> **Task list**
[1] Using the blog post about Nataly's dollhouse, decide whether each statement agrees with it: (a) the play house will measure 60" wide x 49 1/2" high x 39 1/2" deep; (b) the Unique Dollhouse will be built in Victorian style; (c) the daughter turns 5 in March. Give yes or no for each, with the deciding words of the blog post quoted exactly.
[2] In the records, copy out the lines beginning with the one containing "candlestick xyxy=(601,430,609,452)" and continuing through the one containing "indicator-value: MA5:2006.70 xyxy=(5,84,77,101)", including both of those lines.

> **Document excerpt**
— start —
Monday, January 31, 2011

IT IS ALL ABOUT NATALY


Today I started a new blog that is called IT'S ALL ABOUT NATALY.
The blog will be devoted to my little girl Nataly and her first doll house in 1:6 scale. The house is Victorian and will be painted as Victorian. The dimensions of the house will be 60" wide x 49 1/2" high x 39 1/2" deep and I am sure Nataly will have fun setting up the rooms and playing with her dolls while I will be happy to build it for her. I am very excited to start this project, I hope it won't take too long time. Nataly and me are inviting you to join us and follow our new blog www.itsallaboutnataly.blogspot.com

Tomorrow we are going to the wood store to buy wood.

PLANS FOR FEBRUARY

Planning is very important in my life, it organizes me. For February my goal is to finish all UFO projects I have, and believe me, I have a lot.
I will start a new blog where I will post the progress on building a Victorian Play house in 1:6 scale for my daughter. She will be 5 in March and it will be fun to put that Mansion together for her. She has been asking about it and finally I found the pattern of a Victorian Play house I liked.
I also will start working on my Unique Dollhouse (I understand that each dollhouse is unique). For me it will be unique because I want to build it for myself. The dollhouse will be in Gothic style. You are welcome to follow my blog www.myuniquedollhouse.blogspot.com.
I also want to continue working with Scroll saw because I like it. I will tell you more about my new toys later, I think it is enough writing for today, time to go to stitch.
— end —
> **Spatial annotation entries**
— start —
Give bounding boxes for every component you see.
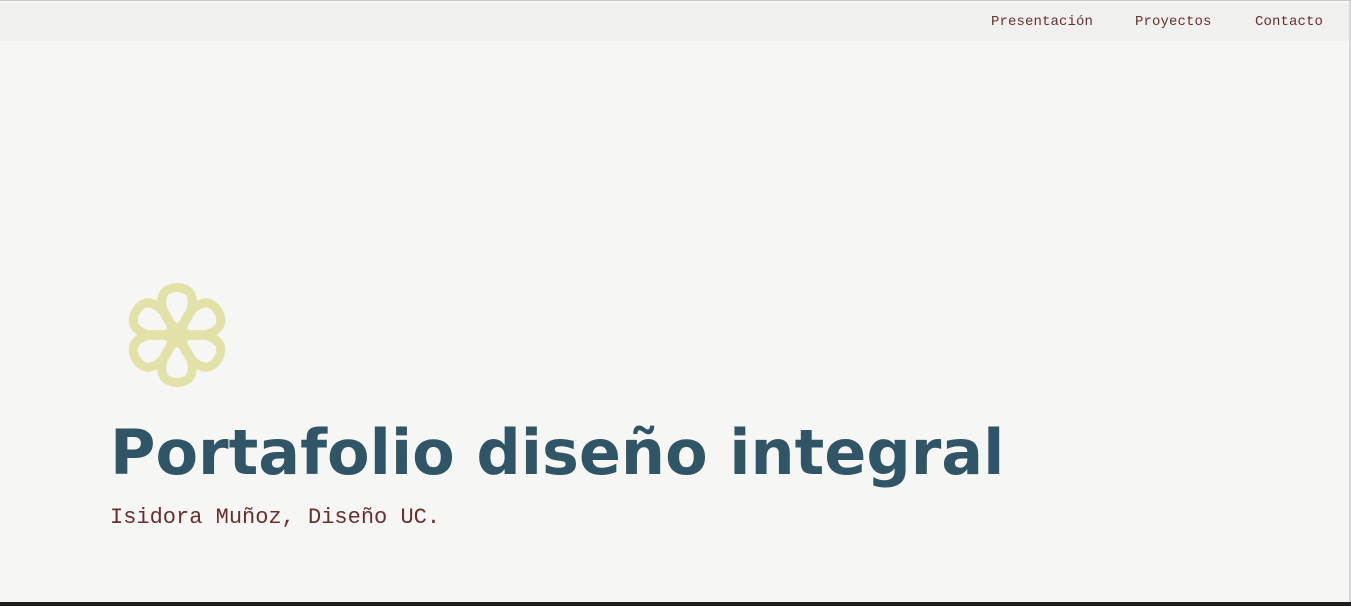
- nav-link-proyectos[interactable]: Proyectos: [1135, 14, 1212, 30]
- nav-link-contacto[interactable]: Contacto: [1255, 14, 1323, 30]
- page-title: Portafolio diseño integral: [110, 416, 1005, 489]
- top-navbar: Presentación Proyectos Contacto: [0, 3, 1349, 41]
- bottom-border: [0, 602, 1351, 606]
- page: Presentación Proyectos Contacto Portafol…: [0, 0, 1351, 606]
- flower-icon: [120, 276, 234, 394]
- page-subtitle: Isidora Muñoz, Diseño UC.: [110, 505, 441, 530]
- nav-link-presentacion[interactable]: Presentación: [991, 14, 1093, 30]
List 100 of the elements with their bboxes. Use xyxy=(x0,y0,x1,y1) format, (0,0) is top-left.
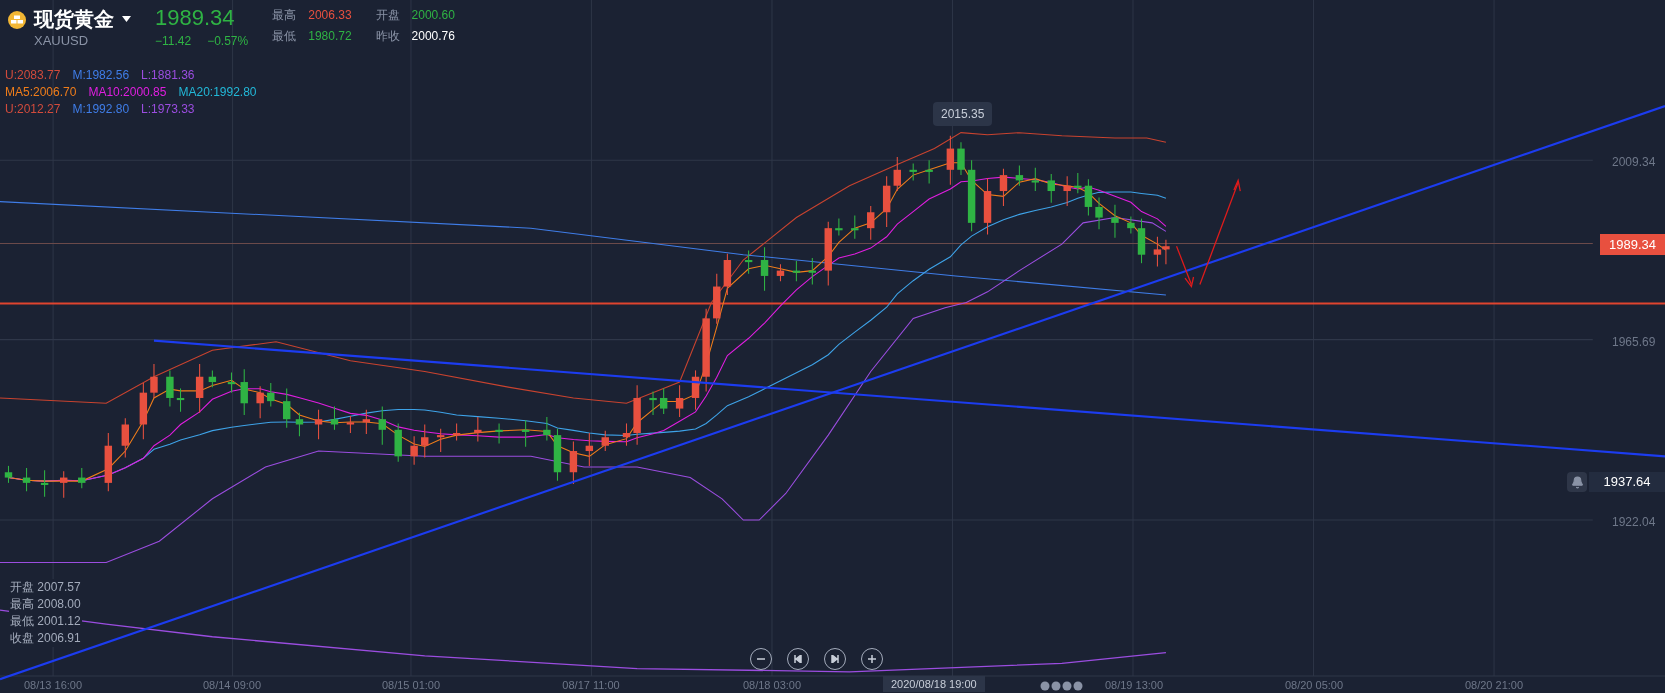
candlestick xyxy=(601,430,609,452)
stat-value: 2006.33 xyxy=(308,7,352,24)
stat-label: 开盘 xyxy=(375,7,400,24)
candlestick xyxy=(1127,215,1135,234)
candlestick xyxy=(744,249,753,275)
candlestick xyxy=(776,263,785,282)
candlestick xyxy=(421,423,429,458)
candlestick xyxy=(808,257,817,285)
candlestick xyxy=(78,467,86,489)
candlestick xyxy=(346,415,355,434)
candlestick xyxy=(208,369,217,388)
price-axis-label: 1965.69 xyxy=(1612,334,1656,351)
candlestick xyxy=(256,385,264,419)
time-axis-label: 08/20 05:00 xyxy=(1283,679,1345,692)
candlestick xyxy=(957,141,965,176)
candlestick xyxy=(585,432,594,467)
candlestick xyxy=(394,422,402,463)
indicator-value: L:1973.33 xyxy=(141,101,195,118)
stat-value: 2000.60 xyxy=(411,7,455,24)
candlestick xyxy=(1015,165,1024,187)
crosshair-time-label: 2020/08/18 19:00 xyxy=(883,676,985,692)
candlestick xyxy=(835,218,843,237)
candlestick xyxy=(362,409,371,435)
coin-icon xyxy=(8,11,26,29)
candlestick xyxy=(314,409,323,440)
candlestick xyxy=(999,168,1008,207)
candlestick xyxy=(925,159,933,185)
time-axis-label: 08/13 16:00 xyxy=(22,679,84,692)
candlestick xyxy=(495,422,503,445)
candlestick xyxy=(60,470,68,499)
candlestick xyxy=(121,417,129,458)
candlestick xyxy=(1084,178,1093,216)
candlestick xyxy=(240,368,248,416)
candlestick xyxy=(553,428,562,482)
candlestick xyxy=(139,382,148,440)
candlestick xyxy=(1095,196,1103,230)
indicator-value: MA5:2006.70 xyxy=(5,84,77,101)
time-axis-label: 08/14 09:00 xyxy=(201,679,263,692)
price-change: −11.42 xyxy=(155,33,192,50)
ohlc-value: 最高 2008.00 xyxy=(9,596,82,613)
stat-label: 最低 xyxy=(272,28,297,45)
ohlc-value: 收盘 2006.91 xyxy=(9,630,82,647)
candlestick xyxy=(410,435,418,466)
ohlc-value: 最低 2001.12 xyxy=(9,613,82,630)
price-change-percent: −0.57% xyxy=(207,33,249,50)
candlestick xyxy=(622,422,631,447)
candlestick xyxy=(1031,167,1040,192)
candlestick xyxy=(675,384,684,418)
candlestick xyxy=(633,384,641,446)
time-axis-label: 08/19 13:00 xyxy=(1103,679,1165,692)
ohlc-value: 开盘 2007.57 xyxy=(9,579,82,596)
caret-icon[interactable] xyxy=(122,16,131,22)
candlestick xyxy=(436,428,445,453)
candlestick xyxy=(1111,204,1119,239)
candlestick xyxy=(691,369,700,411)
candlestick xyxy=(1153,236,1162,267)
alert-button[interactable] xyxy=(1567,472,1587,492)
candlestick xyxy=(946,135,955,186)
candlestick xyxy=(195,363,204,414)
dots-icon xyxy=(1040,681,1084,691)
indicator-value: U:2083.77 xyxy=(5,67,61,84)
candlestick xyxy=(659,387,668,415)
candlestick xyxy=(909,162,917,181)
stat-value: 1980.72 xyxy=(308,28,352,45)
indicator-value: MA20:1992.80 xyxy=(178,84,257,101)
candlestick xyxy=(474,416,482,442)
candlestick xyxy=(824,221,832,286)
candlestick xyxy=(569,440,578,485)
last-price-tag: 1989.34 xyxy=(1600,234,1665,255)
price-tooltip: 2015.35 xyxy=(933,102,993,126)
candlestick xyxy=(295,412,304,437)
candlestick xyxy=(4,465,13,484)
candlestick xyxy=(227,371,236,394)
time-axis-label: 08/18 03:00 xyxy=(741,679,803,692)
instrument-name: 现货黄金 xyxy=(34,7,114,32)
candlestick xyxy=(22,467,31,492)
candlestick xyxy=(867,205,875,241)
bell-icon xyxy=(1570,475,1584,489)
candlestick xyxy=(521,419,530,448)
candlestick xyxy=(1074,172,1082,194)
candlestick xyxy=(166,369,174,407)
candlestick xyxy=(150,363,158,399)
candlestick xyxy=(40,469,49,498)
skip-end-icon xyxy=(831,655,839,663)
instrument-symbol: XAUUSD xyxy=(34,34,90,48)
minus-icon xyxy=(757,655,765,663)
indicator-value: U:2012.27 xyxy=(5,101,61,118)
candlestick xyxy=(378,405,386,446)
current-price: 1989.34 xyxy=(155,4,236,32)
candlestick xyxy=(893,156,901,192)
stat-label: 最高 xyxy=(272,7,297,24)
candlestick xyxy=(330,405,339,431)
candlestick xyxy=(649,391,657,416)
candlestick xyxy=(283,387,291,429)
candlestick xyxy=(983,177,992,236)
indicator-value: L:1881.36 xyxy=(141,67,195,84)
candlestick xyxy=(452,422,461,441)
indicator-value: M:1982.56 xyxy=(72,67,130,84)
price-axis-label: 1922.04 xyxy=(1612,514,1656,531)
candlestick xyxy=(267,382,275,407)
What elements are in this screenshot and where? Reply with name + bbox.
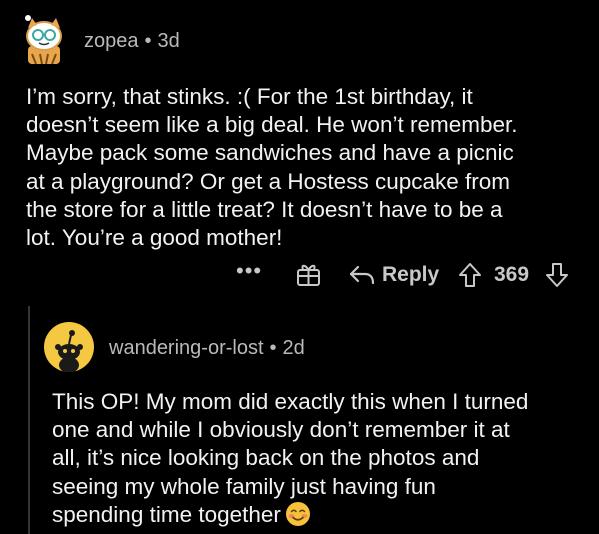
comment-line: one and while I obviously don’t remember… (52, 417, 510, 443)
comment-line: lot. You’re a good mother! (26, 225, 283, 251)
username[interactable]: zopea (84, 30, 139, 52)
comment-header: zopea • 3d (84, 30, 180, 53)
upvote-arrow-icon[interactable] (458, 262, 482, 288)
gift-icon[interactable] (295, 261, 322, 288)
comment-line-last: spending time together (52, 501, 592, 529)
comment-line: spending time together (52, 501, 281, 527)
downvote-arrow-icon[interactable] (545, 262, 569, 288)
username[interactable]: wandering-or-lost (109, 337, 264, 359)
comment-line: doesn’t seem like a big deal. He won’t r… (26, 112, 518, 138)
comment-body: I’m sorry, that stinks. :( For the 1st b… (26, 83, 586, 252)
smiling-blushing-face-emoji (285, 501, 310, 526)
comment-line: the store for a little treat? It doesn’t… (26, 196, 503, 222)
comment-body: This OP! My mom did exactly this when I … (52, 388, 592, 529)
comment-line: all, it’s nice looking back on the photo… (52, 445, 480, 471)
reply-button[interactable]: Reply (382, 263, 439, 287)
comment-line: I’m sorry, that stinks. :( For the 1st b… (26, 84, 473, 109)
comment-line: This OP! My mom did exactly this when I … (52, 389, 529, 414)
comment-line: at a playground? Or get a Hostess cupcak… (26, 168, 511, 194)
reply-arrow-icon[interactable] (348, 264, 376, 286)
comment-header: wandering-or-lost • 2d (109, 337, 305, 360)
comment-age: 3d (157, 30, 180, 52)
meta-separator: • (269, 337, 277, 359)
comment-line: seeing my whole family just having fun (52, 473, 436, 499)
snoo-avatar-icon[interactable] (22, 14, 66, 64)
default-snoo-avatar-icon[interactable] (44, 322, 94, 372)
comment-age: 2d (282, 337, 305, 359)
meta-separator: • (144, 30, 152, 52)
more-options-button[interactable]: ••• (236, 258, 262, 284)
thread-collapse-line[interactable] (28, 306, 30, 534)
comment-action-bar: ••• Reply 369 (0, 258, 599, 292)
vote-score: 369 (494, 263, 530, 286)
comment-line: Maybe pack some sandwiches and have a pi… (26, 140, 514, 166)
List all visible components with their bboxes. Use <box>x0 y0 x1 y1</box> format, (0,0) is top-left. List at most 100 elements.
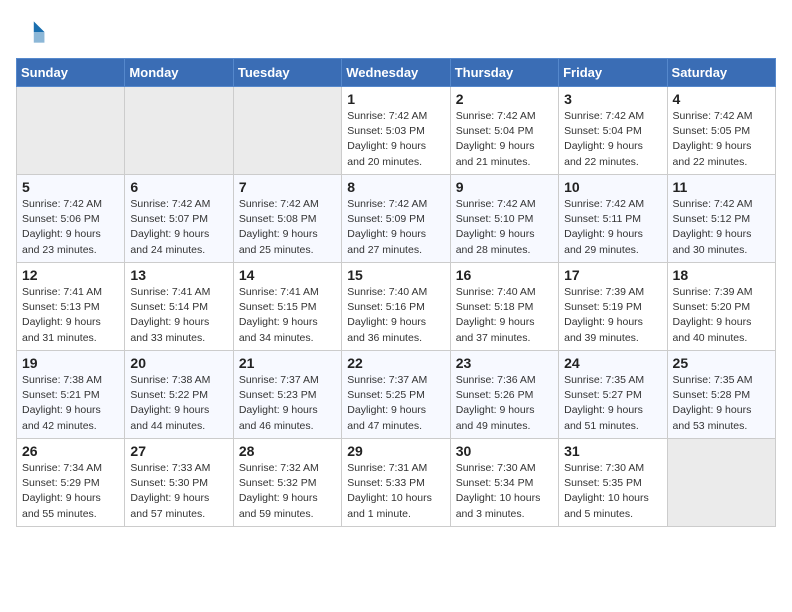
— end —
> **Answer set**
[1]
(a) Yes: "The dimensions of the house will be 60" wide x 49 1/2" high x 39 1/2" deep"
(b) No: "The dollhouse will be in Gothic style."
(c) Yes: "She will be 5 in March"

[2]
candlestick xyxy=(601,430,609,452)
stat-value: 2006.33 xyxy=(308,7,352,24)
stat-label: 开盘 xyxy=(375,7,400,24)
candlestick xyxy=(1127,215,1135,234)
candlestick xyxy=(744,249,753,275)
candlestick xyxy=(776,263,785,282)
candlestick xyxy=(421,423,429,458)
candlestick xyxy=(808,257,817,285)
candlestick xyxy=(78,467,86,489)
candlestick xyxy=(346,415,355,434)
candlestick xyxy=(208,369,217,388)
price-axis-label: 1965.69 xyxy=(1612,334,1656,351)
candlestick xyxy=(256,385,264,419)
time-axis-label: 08/20 05:00 xyxy=(1283,679,1345,692)
candlestick xyxy=(957,141,965,176)
candlestick xyxy=(585,432,594,467)
candlestick xyxy=(394,422,402,463)
indicator-value: L:1973.33 xyxy=(141,101,195,118)
stat-value: 2000.60 xyxy=(411,7,455,24)
candlestick xyxy=(1015,165,1024,187)
crosshair-time-label: 2020/08/18 19:00 xyxy=(883,676,985,692)
candlestick xyxy=(835,218,843,237)
candlestick xyxy=(362,409,371,435)
coin-icon xyxy=(8,11,26,29)
candlestick xyxy=(314,409,323,440)
candlestick xyxy=(999,168,1008,207)
candlestick xyxy=(925,159,933,185)
time-axis-label: 08/13 16:00 xyxy=(22,679,84,692)
candlestick xyxy=(495,422,503,445)
candlestick xyxy=(60,470,68,499)
candlestick xyxy=(121,417,129,458)
candlestick xyxy=(1084,178,1093,216)
candlestick xyxy=(240,368,248,416)
candlestick xyxy=(553,428,562,482)
candlestick xyxy=(139,382,148,440)
candlestick xyxy=(1095,196,1103,230)
indicator-value: MA5:2006.70 xyxy=(5,84,77,101)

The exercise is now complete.